* **Challenge**
Arrange the lines of every row below as a numbered list, omitting blank lines and leaving the pictures out of your answer.

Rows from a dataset
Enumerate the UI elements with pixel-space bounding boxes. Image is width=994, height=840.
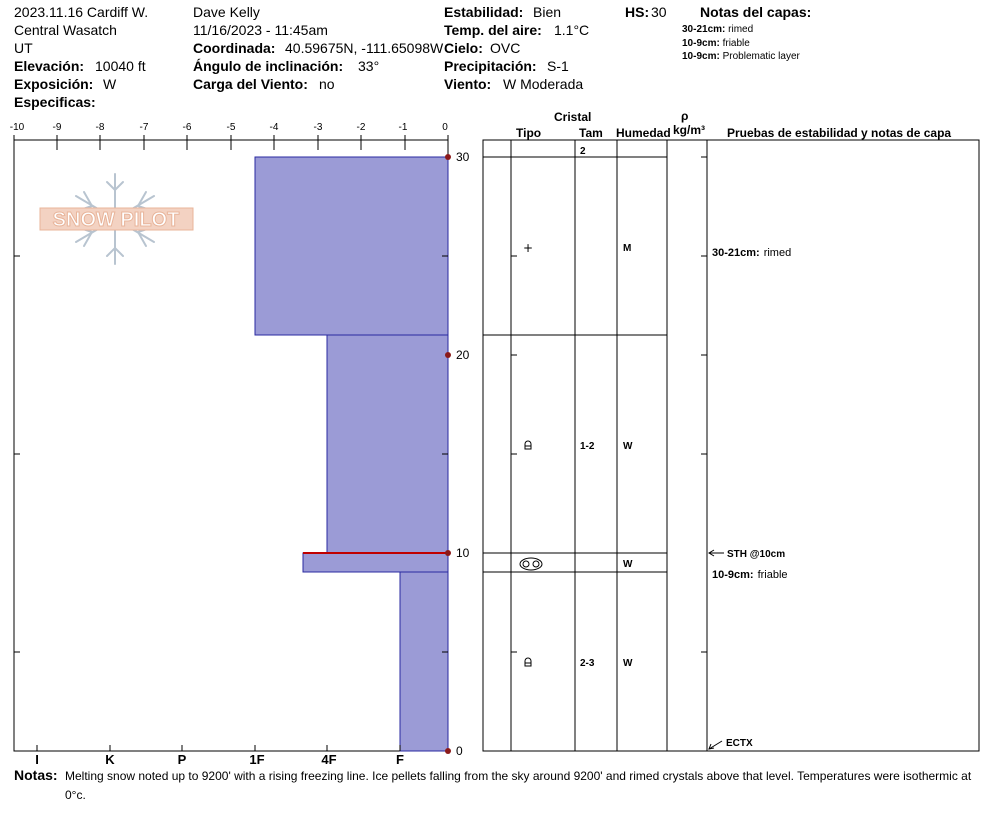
stability-test: STH @10cm — [727, 549, 785, 560]
layer-bar — [399, 571, 449, 752]
observation-datetime: 11/16/2023 - 11:45am — [193, 22, 328, 38]
hardness-profile — [254, 156, 449, 752]
layer-comment: 30-21cm: rimed — [712, 247, 791, 259]
layer-bar — [302, 552, 449, 573]
col-header-tipo: Tipo — [516, 126, 541, 140]
slope-value: 33° — [358, 58, 380, 74]
layer-note-row: 30-21cm: rimed — [682, 24, 754, 35]
hardness-tick-label: K — [105, 752, 115, 767]
col-header-density: kg/m³ — [673, 123, 705, 137]
temp-tick-label: -3 — [314, 122, 323, 133]
melt-form-icon — [524, 440, 532, 450]
layer-bar — [254, 156, 449, 336]
stability-label: Estabilidad: — [444, 4, 524, 20]
temp-tick-label: 0 — [442, 122, 448, 133]
layer-table — [482, 139, 980, 752]
observer-name: Dave Kelly — [193, 4, 260, 20]
depth-tick-label: 0 — [456, 744, 463, 758]
plus-grain-icon: + — [523, 241, 533, 255]
layer-note-row: 10-9cm: friable — [682, 38, 750, 49]
elevation-value: 10040 ft — [95, 58, 146, 74]
test-arrows — [708, 549, 724, 750]
pit-title: 2023.11.16 Cardiff W. — [14, 4, 149, 20]
snowpilot-logo: SNOW PILOT — [39, 173, 194, 265]
elevation-label: Elevación: — [14, 58, 85, 74]
hardness-tick-label: P — [178, 752, 187, 767]
layer-note-row: 10-9cm: Problematic layer — [682, 51, 800, 62]
depth-axis — [14, 255, 448, 653]
temp-tick-label: -7 — [140, 122, 149, 133]
coordinate-label: Coordinada: — [193, 40, 276, 56]
layer-wetness: M — [623, 243, 631, 254]
wind-label: Viento: — [444, 76, 492, 92]
depth-tick-label: 30 — [456, 150, 470, 164]
col-header-tests: Pruebas de estabilidad y notas de capa — [727, 126, 951, 140]
precip-label: Precipitación: — [444, 58, 537, 74]
layer-wetness: W — [623, 559, 633, 570]
sky-value: OVC — [490, 40, 521, 56]
logo-text: SNOW PILOT — [53, 209, 180, 231]
temp-tick-label: -1 — [399, 122, 408, 133]
hardness-tick-label: F — [396, 752, 404, 767]
notes-label: Notas: — [14, 767, 58, 783]
col-header-tam: Tam — [579, 126, 603, 140]
temp-tick-label: -9 — [53, 122, 62, 133]
layer-wetness: W — [623, 441, 633, 452]
air-temp-label: Temp. del aire: — [444, 22, 542, 38]
temp-tick-label: -2 — [357, 122, 366, 133]
hardness-tick-label: I — [35, 752, 39, 767]
precip-value: S-1 — [547, 58, 569, 74]
wind-value: W Moderada — [503, 76, 584, 92]
layer-bar — [326, 334, 449, 554]
layer-size: 2 — [580, 146, 586, 157]
hardness-axis — [36, 745, 401, 751]
temp-tick-label: -8 — [96, 122, 105, 133]
stability-test: ECTX — [726, 738, 753, 749]
layer-comment: 10-9cm: friable — [712, 569, 788, 581]
temp-tick-label: -6 — [183, 122, 192, 133]
hardness-tick-label: 4F — [321, 752, 336, 767]
depth-tick-label: 10 — [456, 546, 470, 560]
col-header-humedad: Humedad — [616, 126, 671, 140]
state-name: UT — [14, 40, 33, 56]
notes-text: Melting snow noted up to 9200' with a ri… — [65, 769, 972, 802]
depth-markers — [445, 154, 451, 754]
exposure-label: Exposición: — [14, 76, 94, 92]
hs-label: HS: — [625, 4, 650, 20]
temp-tick-label: -5 — [227, 122, 236, 133]
specifics-label: Especificas: — [14, 94, 96, 110]
stability-value: Bien — [533, 4, 562, 20]
temp-tick-label: -10 — [10, 122, 25, 133]
range-name: Central Wasatch — [14, 22, 117, 38]
temperature-axis — [13, 135, 449, 157]
sky-label: Cielo: — [444, 40, 485, 56]
air-temp-value: 1.1°C — [554, 22, 590, 38]
notes-section: Notas: Melting snow noted up to 9200' wi… — [14, 766, 989, 802]
temp-tick-label: -4 — [270, 122, 279, 133]
hs-value: 30 — [651, 4, 667, 20]
melt-freeze-icon — [519, 557, 543, 571]
layer-size: 2-3 — [580, 658, 595, 669]
depth-tick-label: 20 — [456, 348, 470, 362]
layer-notes-title: Notas del capas: — [700, 4, 812, 20]
wind-load-label: Carga del Viento: — [193, 76, 308, 92]
hardness-tick-label: 1F — [249, 752, 264, 767]
wind-load-value: no — [319, 76, 335, 92]
layer-size: 1-2 — [580, 441, 595, 452]
melt-form-icon — [524, 657, 532, 667]
col-header-rho: ρ — [681, 109, 688, 123]
slope-label: Ángulo de inclinación: — [193, 58, 344, 74]
coordinate-value: 40.59675N, -111.65098W — [285, 40, 444, 56]
col-header-cristal: Cristal — [554, 110, 591, 124]
exposure-value: W — [103, 76, 117, 92]
grain-icons — [519, 440, 543, 667]
layer-wetness: W — [623, 658, 633, 669]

* **Full response**
1. Enumerate the UI elements with pixel-space bounding boxes. Image is width=994, height=840.
2. stability-test: STH @10cm — [727, 549, 785, 560]
3. layer-bar — [399, 571, 449, 752]
4. observation-datetime: 11/16/2023 - 11:45am — [193, 22, 328, 38]
5. hardness-profile — [254, 156, 449, 752]
6. layer-comment: 30-21cm: rimed — [712, 247, 791, 259]
7. layer-bar — [302, 552, 449, 573]
8. col-header-tipo: Tipo — [516, 126, 541, 140]
9. slope-value: 33° — [358, 58, 380, 74]
10. layer-note-row: 30-21cm: rimed — [682, 24, 754, 35]
11. hardness-tick-label: K — [105, 752, 115, 767]
12. col-header-density: kg/m³ — [673, 123, 705, 137]
13. temp-tick-label: -3 — [314, 122, 323, 133]
14. melt-form-icon — [524, 440, 532, 450]
15. layer-bar — [254, 156, 449, 336]
16. stability-label: Estabilidad: — [444, 4, 524, 20]
17. temp-tick-label: 0 — [442, 122, 448, 133]
18. layer-table — [482, 139, 980, 752]
19. observer-name: Dave Kelly — [193, 4, 260, 20]
20. depth-tick-label: 0 — [456, 744, 463, 758]
21. plus-grain-icon: + — [523, 241, 533, 255]
22. layer-note-row: 10-9cm: friable — [682, 38, 750, 49]
23. elevation-value: 10040 ft — [95, 58, 146, 74]
24. test-arrows — [708, 549, 724, 750]
25. pit-title: 2023.11.16 Cardiff W. — [14, 4, 149, 20]
26. snowpilot-logo: SNOW PILOT — [39, 173, 194, 265]
27. elevation-label: Elevación: — [14, 58, 85, 74]
28. hardness-tick-label: P — [178, 752, 187, 767]
29. layer-note-row: 10-9cm: Problematic layer — [682, 51, 800, 62]
30. depth-axis — [14, 255, 448, 653]
31. temp-tick-label: -7 — [140, 122, 149, 133]
32. coordinate-label: Coordinada: — [193, 40, 276, 56]
33. layer-wetness: M — [623, 243, 631, 254]
34. wind-label: Viento: — [444, 76, 492, 92]
35. depth-tick-label: 30 — [456, 150, 470, 164]
36. col-header-tests: Pruebas de estabilidad y notas de capa — [727, 126, 951, 140]
37. precip-label: Precipitación: — [444, 58, 537, 74]
38. layer-wetness: W — [623, 559, 633, 570]
39. sky-value: OVC — [490, 40, 521, 56]
40. logo-text: SNOW PILOT — [53, 209, 180, 231]
41. temp-tick-label: -1 — [399, 122, 408, 133]
42. hardness-tick-label: F — [396, 752, 404, 767]
43. notes-label: Notas: — [14, 767, 58, 783]
44. col-header-tam: Tam — [579, 126, 603, 140]
45. temp-tick-label: -9 — [53, 122, 62, 133]
46. layer-wetness: W — [623, 441, 633, 452]
47. air-temp-label: Temp. del aire: — [444, 22, 542, 38]
48. temp-tick-label: -2 — [357, 122, 366, 133]
49. hardness-tick-label: I — [35, 752, 39, 767]
50. precip-value: S-1 — [547, 58, 569, 74]
51. wind-value: W Moderada — [503, 76, 584, 92]
52. layer-bar — [326, 334, 449, 554]
53. layer-size: 2 — [580, 146, 586, 157]
54. hardness-axis — [36, 745, 401, 751]
55. temp-tick-label: -8 — [96, 122, 105, 133]
56. stability-test: ECTX — [726, 738, 753, 749]
57. layer-comment: 10-9cm: friable — [712, 569, 788, 581]
58. temp-tick-label: -6 — [183, 122, 192, 133]
59. hardness-tick-label: 4F — [321, 752, 336, 767]
60. depth-tick-label: 10 — [456, 546, 470, 560]
61. col-header-humedad: Humedad — [616, 126, 671, 140]
62. state-name: UT — [14, 40, 33, 56]
63. notes-text: Melting snow noted up to 9200' with a ri… — [65, 769, 972, 802]
64. depth-markers — [445, 154, 451, 754]
65. exposure-label: Exposición: — [14, 76, 94, 92]
66. hs-label: HS: — [625, 4, 650, 20]
67. temp-tick-label: -5 — [227, 122, 236, 133]
68. specifics-label: Especificas: — [14, 94, 96, 110]
69. stability-value: Bien — [533, 4, 562, 20]
70. temp-tick-label: -10 — [10, 122, 25, 133]
71. range-name: Central Wasatch — [14, 22, 117, 38]
72. temperature-axis — [13, 135, 449, 157]
73. sky-label: Cielo: — [444, 40, 485, 56]
74. air-temp-value: 1.1°C — [554, 22, 590, 38]
75. notes-section: Notas: Melting snow noted up to 9200' wi… — [14, 766, 989, 802]
76. temp-tick-label: -4 — [270, 122, 279, 133]
77. hs-value: 30 — [651, 4, 667, 20]
78. melt-freeze-icon — [519, 557, 543, 571]
79. layer-size: 2-3 — [580, 658, 595, 669]
80. depth-tick-label: 20 — [456, 348, 470, 362]
81. layer-notes-title: Notas del capas: — [700, 4, 812, 20]
82. wind-load-label: Carga del Viento: — [193, 76, 308, 92]
83. hardness-tick-label: 1F — [249, 752, 264, 767]
84. wind-load-value: no — [319, 76, 335, 92]
85. layer-size: 1-2 — [580, 441, 595, 452]
86. melt-form-icon — [524, 657, 532, 667]
87. col-header-rho: ρ — [681, 109, 688, 123]
88. slope-label: Ángulo de inclinación: — [193, 58, 344, 74]
89. coordinate-value: 40.59675N, -111.65098W — [285, 40, 444, 56]
90. col-header-cristal: Cristal — [554, 110, 591, 124]
91. exposure-value: W — [103, 76, 117, 92]
92. grain-icons — [519, 440, 543, 667]
93. layer-wetness: W — [623, 658, 633, 669]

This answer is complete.